**PROBLEM DETAILS**
Extract the lines that carry the string "Răzvan" from the listing.
────────
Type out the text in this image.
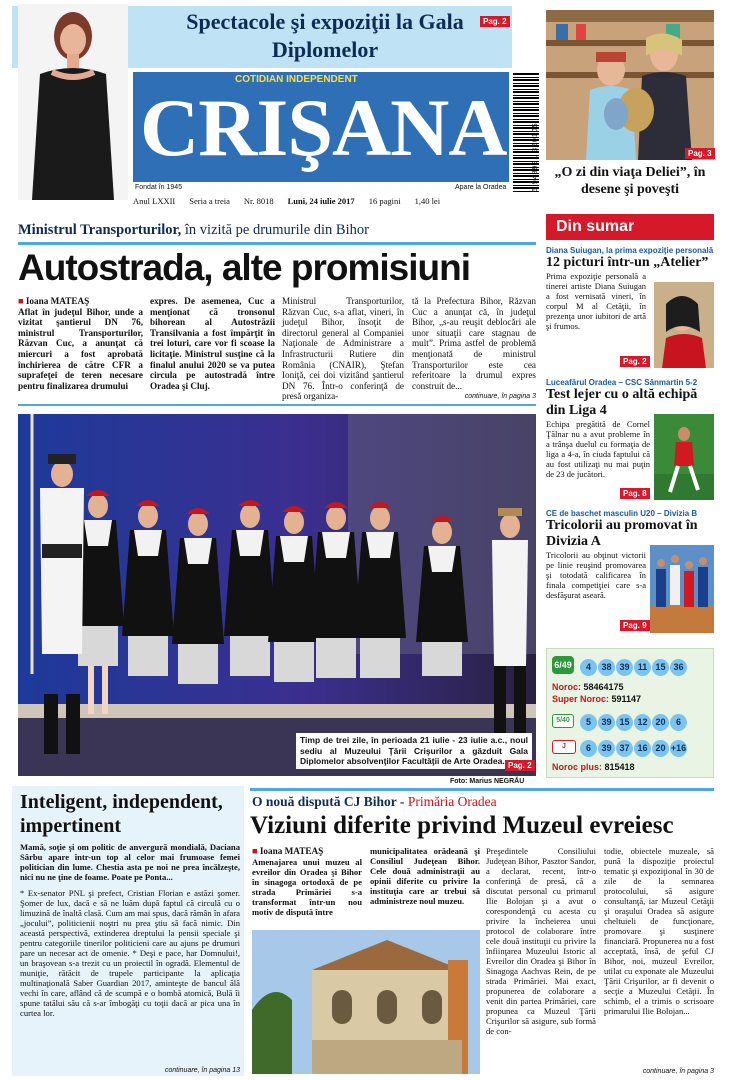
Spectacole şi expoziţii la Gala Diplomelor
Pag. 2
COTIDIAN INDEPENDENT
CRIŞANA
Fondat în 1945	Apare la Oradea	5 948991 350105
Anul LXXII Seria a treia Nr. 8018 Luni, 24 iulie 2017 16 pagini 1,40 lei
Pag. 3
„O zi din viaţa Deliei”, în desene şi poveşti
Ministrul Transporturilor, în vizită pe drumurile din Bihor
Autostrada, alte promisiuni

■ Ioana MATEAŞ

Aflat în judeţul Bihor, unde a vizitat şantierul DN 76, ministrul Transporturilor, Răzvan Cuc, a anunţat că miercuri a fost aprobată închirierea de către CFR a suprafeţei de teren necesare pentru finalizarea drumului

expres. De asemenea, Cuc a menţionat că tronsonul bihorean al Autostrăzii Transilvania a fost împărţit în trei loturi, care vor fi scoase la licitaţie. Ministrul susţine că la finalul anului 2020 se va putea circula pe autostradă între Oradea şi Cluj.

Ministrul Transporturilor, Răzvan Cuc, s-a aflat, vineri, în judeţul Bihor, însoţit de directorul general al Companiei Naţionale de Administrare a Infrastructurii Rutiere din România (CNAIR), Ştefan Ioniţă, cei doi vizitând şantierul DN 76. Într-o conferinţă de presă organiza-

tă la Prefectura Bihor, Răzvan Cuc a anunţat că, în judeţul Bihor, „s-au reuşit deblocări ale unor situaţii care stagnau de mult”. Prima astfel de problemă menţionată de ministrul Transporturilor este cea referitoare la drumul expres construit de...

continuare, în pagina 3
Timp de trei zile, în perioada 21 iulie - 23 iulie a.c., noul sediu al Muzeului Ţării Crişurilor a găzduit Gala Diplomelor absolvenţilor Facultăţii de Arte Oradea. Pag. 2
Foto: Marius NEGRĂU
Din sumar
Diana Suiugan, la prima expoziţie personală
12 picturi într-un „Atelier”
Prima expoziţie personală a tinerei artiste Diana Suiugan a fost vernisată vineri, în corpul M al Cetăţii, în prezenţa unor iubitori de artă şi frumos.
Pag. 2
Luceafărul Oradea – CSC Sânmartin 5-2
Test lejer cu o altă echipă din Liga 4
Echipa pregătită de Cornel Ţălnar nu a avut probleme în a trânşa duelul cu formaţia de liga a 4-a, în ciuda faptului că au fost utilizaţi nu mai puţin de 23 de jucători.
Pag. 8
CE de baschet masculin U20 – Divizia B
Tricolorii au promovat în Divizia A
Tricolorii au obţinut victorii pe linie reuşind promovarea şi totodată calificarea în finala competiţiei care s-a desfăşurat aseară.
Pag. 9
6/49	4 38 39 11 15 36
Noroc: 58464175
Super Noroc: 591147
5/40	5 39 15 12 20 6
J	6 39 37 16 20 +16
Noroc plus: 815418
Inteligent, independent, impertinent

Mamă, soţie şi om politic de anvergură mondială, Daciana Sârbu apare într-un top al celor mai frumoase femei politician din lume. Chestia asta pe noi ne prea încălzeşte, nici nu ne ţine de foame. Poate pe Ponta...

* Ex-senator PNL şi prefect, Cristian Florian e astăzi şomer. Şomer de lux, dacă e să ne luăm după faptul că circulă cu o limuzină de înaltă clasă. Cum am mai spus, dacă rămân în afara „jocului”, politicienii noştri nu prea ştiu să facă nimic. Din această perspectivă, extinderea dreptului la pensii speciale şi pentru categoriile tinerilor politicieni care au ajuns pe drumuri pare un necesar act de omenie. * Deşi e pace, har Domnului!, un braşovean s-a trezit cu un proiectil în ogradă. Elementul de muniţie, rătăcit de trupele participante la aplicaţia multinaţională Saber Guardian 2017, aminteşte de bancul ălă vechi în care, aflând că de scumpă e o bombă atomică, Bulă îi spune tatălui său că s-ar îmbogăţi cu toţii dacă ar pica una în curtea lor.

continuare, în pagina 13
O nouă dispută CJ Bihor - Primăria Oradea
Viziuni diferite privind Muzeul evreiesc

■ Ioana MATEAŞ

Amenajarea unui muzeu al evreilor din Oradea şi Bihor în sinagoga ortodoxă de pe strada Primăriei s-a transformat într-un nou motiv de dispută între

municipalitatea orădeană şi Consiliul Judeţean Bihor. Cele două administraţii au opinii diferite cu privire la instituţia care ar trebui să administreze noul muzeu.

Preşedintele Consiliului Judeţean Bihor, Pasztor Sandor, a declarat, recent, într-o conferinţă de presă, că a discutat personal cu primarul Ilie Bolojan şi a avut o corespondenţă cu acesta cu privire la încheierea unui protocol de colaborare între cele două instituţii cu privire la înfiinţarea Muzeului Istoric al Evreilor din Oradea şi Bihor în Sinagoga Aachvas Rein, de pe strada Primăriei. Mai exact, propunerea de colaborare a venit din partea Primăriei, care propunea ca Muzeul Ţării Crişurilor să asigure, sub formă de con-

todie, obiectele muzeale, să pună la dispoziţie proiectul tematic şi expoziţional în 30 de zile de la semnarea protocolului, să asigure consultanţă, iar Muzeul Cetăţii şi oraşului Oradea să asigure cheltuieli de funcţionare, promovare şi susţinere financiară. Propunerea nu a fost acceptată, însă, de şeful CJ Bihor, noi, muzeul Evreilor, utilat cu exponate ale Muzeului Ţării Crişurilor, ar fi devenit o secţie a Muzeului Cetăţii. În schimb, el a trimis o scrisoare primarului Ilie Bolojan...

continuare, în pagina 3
────────
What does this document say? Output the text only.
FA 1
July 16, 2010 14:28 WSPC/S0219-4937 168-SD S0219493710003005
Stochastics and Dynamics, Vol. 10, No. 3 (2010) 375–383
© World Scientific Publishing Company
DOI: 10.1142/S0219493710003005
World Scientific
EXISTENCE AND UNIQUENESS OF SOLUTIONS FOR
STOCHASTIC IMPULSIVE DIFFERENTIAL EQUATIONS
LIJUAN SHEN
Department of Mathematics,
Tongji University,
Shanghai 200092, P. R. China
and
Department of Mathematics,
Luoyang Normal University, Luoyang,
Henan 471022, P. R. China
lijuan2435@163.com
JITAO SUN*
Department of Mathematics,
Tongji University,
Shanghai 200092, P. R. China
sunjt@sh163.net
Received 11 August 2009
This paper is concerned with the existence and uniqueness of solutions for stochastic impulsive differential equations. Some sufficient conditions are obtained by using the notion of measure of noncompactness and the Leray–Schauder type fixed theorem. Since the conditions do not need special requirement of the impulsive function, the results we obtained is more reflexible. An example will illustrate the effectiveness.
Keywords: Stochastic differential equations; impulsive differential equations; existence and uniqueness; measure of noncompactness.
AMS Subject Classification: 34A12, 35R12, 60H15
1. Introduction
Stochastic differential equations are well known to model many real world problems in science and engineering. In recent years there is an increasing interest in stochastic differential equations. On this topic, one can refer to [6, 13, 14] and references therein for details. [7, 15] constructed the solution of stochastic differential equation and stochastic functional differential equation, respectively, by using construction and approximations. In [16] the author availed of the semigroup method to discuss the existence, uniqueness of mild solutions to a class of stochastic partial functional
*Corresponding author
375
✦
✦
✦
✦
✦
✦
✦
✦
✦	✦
────────
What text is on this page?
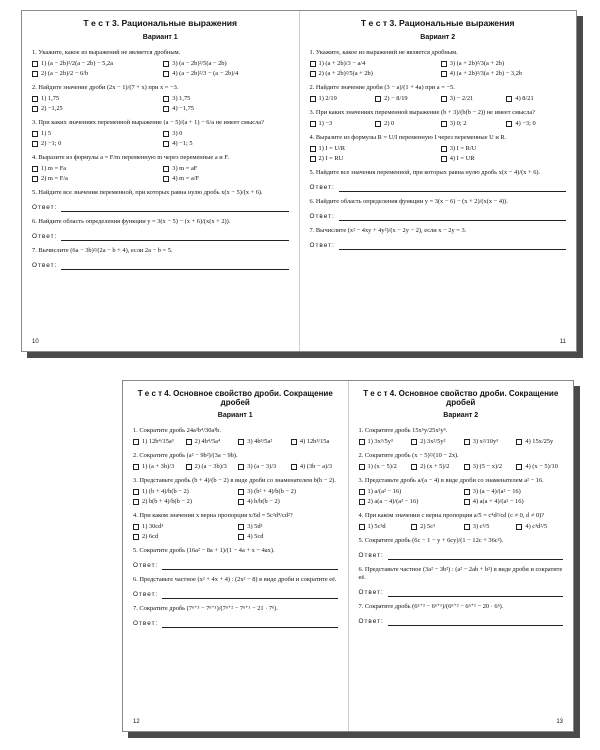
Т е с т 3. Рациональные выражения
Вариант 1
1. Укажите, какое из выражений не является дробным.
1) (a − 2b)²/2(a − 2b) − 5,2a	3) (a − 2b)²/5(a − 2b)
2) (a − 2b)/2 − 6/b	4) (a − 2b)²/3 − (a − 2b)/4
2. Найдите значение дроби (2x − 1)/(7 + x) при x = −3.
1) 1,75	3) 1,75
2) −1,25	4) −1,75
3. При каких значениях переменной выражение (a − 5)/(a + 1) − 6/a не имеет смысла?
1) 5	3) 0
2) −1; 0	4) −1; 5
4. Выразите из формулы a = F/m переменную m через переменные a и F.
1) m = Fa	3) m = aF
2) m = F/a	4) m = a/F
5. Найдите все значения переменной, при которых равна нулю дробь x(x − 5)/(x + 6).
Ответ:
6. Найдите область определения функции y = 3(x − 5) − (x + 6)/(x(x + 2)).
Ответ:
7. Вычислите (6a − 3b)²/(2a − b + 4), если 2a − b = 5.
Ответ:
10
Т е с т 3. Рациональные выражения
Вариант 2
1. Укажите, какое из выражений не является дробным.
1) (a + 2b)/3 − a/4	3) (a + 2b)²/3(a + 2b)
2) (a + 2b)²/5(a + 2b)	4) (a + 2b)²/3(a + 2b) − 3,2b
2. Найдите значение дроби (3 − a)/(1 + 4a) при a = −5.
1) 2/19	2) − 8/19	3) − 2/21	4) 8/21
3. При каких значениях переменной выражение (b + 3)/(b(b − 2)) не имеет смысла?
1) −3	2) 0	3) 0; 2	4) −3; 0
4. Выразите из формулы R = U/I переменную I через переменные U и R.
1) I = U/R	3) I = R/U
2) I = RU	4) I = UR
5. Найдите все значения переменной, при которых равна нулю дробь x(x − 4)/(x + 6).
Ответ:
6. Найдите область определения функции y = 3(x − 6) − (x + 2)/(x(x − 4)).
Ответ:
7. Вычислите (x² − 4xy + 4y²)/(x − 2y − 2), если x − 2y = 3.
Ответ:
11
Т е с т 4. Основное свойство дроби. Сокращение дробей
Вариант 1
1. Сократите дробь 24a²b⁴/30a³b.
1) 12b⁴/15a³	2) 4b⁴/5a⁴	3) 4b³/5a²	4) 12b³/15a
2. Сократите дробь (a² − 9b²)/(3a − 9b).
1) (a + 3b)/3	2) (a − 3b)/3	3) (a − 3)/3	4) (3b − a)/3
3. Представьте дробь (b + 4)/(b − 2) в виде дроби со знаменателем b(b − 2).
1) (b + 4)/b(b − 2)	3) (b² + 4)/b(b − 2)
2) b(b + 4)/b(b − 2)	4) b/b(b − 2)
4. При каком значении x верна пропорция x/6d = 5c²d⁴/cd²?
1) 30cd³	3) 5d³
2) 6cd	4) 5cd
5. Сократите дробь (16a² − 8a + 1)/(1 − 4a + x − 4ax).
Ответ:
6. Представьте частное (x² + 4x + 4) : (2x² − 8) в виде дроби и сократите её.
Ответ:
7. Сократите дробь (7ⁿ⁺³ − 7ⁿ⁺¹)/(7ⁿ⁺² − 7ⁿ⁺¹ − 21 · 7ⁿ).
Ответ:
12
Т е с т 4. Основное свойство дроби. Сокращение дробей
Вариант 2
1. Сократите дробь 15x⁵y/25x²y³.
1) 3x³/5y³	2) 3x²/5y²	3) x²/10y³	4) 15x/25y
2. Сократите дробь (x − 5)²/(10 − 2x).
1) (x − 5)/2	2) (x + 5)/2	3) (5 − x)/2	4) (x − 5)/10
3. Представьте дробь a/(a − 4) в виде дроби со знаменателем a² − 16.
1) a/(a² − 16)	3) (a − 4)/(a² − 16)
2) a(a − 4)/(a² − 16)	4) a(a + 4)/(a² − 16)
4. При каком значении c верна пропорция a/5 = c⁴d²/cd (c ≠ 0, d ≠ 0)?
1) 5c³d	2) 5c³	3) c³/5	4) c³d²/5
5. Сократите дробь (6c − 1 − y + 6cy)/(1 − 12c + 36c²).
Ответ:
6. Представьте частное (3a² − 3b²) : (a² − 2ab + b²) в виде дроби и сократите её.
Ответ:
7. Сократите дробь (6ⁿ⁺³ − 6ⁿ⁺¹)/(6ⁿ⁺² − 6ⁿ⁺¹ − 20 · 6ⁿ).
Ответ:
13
────────
**THE RESULT**
Aflat în judeţul Bihor, unde a vizitat şantierul DN 76, ministrul Transporturilor, Răzvan Cuc, a anunţat că miercuri a fost aprobată închirierea de către CFR a suprafeţei de teren necesare pentru finalizarea drumului
Ministrul Transporturilor, Răzvan Cuc, s-a aflat, vineri, în judeţul Bihor, însoţit de directorul general al Companiei Naţionale de Administrare a Infrastructurii Rutiere din România (CNAIR), Ştefan Ioniţă, cei doi vizitând şantierul DN 76. Într-o conferinţă de presă organiza-
tă la Prefectura Bihor, Răzvan Cuc a anunţat că, în judeţul Bihor, „s-au reuşit deblocări ale unor situaţii care stagnau de mult”. Prima astfel de problemă menţionată de ministrul Transporturilor este cea referitoare la drumul expres construit de...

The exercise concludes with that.